- **Your instructions**:
Among the lines below, return each one that contains the word "expressed".

- **Data excerpts**:
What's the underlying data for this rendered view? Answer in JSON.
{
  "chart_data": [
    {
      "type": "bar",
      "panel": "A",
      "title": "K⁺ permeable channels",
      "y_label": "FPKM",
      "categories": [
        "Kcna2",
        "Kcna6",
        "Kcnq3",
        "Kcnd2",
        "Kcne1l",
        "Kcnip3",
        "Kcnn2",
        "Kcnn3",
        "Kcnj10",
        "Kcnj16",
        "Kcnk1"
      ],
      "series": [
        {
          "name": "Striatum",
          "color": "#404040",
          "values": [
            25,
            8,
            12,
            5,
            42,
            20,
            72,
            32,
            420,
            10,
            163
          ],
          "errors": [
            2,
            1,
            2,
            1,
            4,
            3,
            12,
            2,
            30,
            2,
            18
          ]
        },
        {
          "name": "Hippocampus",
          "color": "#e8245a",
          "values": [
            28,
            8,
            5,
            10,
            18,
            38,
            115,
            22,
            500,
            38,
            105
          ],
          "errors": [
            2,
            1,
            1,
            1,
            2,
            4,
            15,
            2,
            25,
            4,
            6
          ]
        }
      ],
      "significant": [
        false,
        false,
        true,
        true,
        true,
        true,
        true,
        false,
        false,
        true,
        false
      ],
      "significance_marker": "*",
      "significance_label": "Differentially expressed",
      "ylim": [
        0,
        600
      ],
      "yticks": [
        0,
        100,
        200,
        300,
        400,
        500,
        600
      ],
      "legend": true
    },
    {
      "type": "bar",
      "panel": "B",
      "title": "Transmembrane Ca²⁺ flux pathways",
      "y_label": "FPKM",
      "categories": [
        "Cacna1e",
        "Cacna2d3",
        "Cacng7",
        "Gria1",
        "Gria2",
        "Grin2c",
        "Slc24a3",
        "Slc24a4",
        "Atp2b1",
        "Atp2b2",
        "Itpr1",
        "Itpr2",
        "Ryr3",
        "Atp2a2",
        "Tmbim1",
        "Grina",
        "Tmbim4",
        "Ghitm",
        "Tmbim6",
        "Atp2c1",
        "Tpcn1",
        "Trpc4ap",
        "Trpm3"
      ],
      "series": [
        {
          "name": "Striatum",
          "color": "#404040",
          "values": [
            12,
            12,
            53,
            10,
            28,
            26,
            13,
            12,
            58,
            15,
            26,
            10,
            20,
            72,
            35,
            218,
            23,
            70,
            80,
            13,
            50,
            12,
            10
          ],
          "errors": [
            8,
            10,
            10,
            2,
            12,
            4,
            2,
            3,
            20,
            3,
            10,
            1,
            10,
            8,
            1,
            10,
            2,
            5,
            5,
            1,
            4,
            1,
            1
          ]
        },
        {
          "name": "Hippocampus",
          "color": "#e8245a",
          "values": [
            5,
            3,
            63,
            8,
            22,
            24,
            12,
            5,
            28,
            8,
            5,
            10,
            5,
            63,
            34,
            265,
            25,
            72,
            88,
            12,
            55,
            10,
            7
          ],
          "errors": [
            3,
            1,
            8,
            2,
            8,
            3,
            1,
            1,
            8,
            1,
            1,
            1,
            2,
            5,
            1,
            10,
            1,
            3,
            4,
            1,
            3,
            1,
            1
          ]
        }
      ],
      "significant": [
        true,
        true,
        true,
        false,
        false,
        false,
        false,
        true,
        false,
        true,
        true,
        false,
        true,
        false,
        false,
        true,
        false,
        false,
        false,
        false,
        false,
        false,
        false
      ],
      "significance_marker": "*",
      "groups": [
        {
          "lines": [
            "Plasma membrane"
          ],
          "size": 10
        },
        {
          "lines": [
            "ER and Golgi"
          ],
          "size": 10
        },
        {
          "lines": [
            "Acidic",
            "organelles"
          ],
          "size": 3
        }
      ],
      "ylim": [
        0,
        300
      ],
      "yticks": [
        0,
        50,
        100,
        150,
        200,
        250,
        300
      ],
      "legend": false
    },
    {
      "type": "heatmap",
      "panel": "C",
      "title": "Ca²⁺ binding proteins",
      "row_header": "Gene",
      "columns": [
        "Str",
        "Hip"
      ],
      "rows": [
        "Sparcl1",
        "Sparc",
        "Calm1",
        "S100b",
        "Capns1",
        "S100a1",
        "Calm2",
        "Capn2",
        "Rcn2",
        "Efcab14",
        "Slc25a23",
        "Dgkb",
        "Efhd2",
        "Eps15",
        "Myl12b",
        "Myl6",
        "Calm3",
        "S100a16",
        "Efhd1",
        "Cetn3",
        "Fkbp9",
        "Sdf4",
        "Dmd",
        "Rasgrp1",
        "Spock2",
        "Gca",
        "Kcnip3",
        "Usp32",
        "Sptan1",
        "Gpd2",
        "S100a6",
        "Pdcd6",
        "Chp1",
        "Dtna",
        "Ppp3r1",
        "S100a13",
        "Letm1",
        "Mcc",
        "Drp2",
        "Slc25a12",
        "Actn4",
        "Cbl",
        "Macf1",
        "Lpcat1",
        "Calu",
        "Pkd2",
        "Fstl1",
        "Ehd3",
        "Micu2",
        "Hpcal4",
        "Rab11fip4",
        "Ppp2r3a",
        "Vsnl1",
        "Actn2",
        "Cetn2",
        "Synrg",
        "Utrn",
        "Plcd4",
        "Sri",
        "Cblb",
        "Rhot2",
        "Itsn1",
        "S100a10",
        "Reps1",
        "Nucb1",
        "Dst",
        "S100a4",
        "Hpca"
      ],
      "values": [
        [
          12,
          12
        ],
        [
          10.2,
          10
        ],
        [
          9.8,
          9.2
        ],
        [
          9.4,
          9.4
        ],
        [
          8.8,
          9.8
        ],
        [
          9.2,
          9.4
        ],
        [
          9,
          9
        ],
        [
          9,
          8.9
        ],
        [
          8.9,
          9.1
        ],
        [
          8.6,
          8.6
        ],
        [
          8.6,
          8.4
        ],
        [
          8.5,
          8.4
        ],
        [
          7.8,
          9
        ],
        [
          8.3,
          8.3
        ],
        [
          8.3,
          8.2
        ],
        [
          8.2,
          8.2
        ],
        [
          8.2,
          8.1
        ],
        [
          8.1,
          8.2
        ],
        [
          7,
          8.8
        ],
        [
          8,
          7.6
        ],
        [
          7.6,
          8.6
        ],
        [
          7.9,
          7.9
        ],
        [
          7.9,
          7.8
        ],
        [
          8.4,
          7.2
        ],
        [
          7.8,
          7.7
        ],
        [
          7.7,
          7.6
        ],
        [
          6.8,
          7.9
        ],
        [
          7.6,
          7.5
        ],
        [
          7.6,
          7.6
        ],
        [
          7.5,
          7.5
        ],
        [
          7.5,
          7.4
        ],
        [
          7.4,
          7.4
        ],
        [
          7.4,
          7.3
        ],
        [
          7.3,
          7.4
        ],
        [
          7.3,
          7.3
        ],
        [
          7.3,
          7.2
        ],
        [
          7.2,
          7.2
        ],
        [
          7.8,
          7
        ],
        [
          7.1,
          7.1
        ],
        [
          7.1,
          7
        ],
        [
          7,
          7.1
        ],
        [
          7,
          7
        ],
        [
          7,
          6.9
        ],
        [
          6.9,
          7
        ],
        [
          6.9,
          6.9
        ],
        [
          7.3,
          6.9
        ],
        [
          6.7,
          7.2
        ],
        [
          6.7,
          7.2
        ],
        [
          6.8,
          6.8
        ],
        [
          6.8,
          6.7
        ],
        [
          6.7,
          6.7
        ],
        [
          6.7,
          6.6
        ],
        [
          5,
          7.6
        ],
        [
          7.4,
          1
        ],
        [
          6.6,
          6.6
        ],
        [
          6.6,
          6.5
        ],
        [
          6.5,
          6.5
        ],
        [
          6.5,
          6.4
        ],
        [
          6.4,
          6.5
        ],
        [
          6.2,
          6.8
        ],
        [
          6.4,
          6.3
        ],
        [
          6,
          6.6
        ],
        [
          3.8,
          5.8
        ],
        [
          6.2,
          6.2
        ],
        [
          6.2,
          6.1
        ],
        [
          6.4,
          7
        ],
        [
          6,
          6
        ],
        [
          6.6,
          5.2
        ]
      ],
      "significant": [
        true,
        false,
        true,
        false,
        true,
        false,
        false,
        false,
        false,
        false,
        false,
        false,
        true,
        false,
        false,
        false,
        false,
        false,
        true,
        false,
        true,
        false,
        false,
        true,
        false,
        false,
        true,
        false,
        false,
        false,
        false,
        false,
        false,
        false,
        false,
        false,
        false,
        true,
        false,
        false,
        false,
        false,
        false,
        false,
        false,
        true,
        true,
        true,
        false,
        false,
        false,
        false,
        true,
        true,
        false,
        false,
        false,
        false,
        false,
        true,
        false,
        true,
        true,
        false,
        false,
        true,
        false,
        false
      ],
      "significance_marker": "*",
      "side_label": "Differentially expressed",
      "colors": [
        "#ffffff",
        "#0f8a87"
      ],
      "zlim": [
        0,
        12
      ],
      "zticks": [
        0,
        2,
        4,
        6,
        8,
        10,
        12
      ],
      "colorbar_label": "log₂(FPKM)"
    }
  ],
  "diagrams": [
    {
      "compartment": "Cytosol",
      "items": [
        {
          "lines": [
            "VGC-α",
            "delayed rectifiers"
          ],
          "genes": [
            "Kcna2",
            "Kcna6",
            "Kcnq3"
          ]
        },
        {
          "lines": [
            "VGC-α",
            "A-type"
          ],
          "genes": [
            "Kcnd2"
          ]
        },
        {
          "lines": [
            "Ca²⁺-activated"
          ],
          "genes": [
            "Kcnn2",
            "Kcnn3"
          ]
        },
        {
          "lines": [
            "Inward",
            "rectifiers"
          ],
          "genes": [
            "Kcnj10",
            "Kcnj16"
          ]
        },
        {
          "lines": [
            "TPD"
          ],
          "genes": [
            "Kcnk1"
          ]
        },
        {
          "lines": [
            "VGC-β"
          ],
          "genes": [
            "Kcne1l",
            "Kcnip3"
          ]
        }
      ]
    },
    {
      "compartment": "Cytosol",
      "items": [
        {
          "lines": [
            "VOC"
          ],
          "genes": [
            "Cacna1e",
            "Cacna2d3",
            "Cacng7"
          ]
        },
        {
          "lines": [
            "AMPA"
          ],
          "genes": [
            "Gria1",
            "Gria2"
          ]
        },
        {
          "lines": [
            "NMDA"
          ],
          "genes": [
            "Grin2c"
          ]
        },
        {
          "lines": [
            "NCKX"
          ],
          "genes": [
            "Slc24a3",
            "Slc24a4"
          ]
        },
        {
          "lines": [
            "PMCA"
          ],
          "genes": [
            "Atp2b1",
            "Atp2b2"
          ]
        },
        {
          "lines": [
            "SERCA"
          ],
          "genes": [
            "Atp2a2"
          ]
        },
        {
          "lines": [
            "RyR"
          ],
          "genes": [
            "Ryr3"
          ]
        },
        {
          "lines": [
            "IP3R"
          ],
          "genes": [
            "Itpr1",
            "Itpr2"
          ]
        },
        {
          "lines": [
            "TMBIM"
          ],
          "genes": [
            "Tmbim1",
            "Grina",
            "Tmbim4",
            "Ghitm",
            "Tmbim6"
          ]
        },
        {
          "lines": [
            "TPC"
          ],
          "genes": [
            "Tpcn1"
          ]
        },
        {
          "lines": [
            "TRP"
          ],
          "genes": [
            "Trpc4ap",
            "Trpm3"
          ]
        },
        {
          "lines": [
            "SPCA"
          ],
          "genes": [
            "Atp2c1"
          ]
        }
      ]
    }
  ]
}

- **Solution for this problem**:
      "significance_label": "Differentially expressed",
      "side_label": "Differentially expressed",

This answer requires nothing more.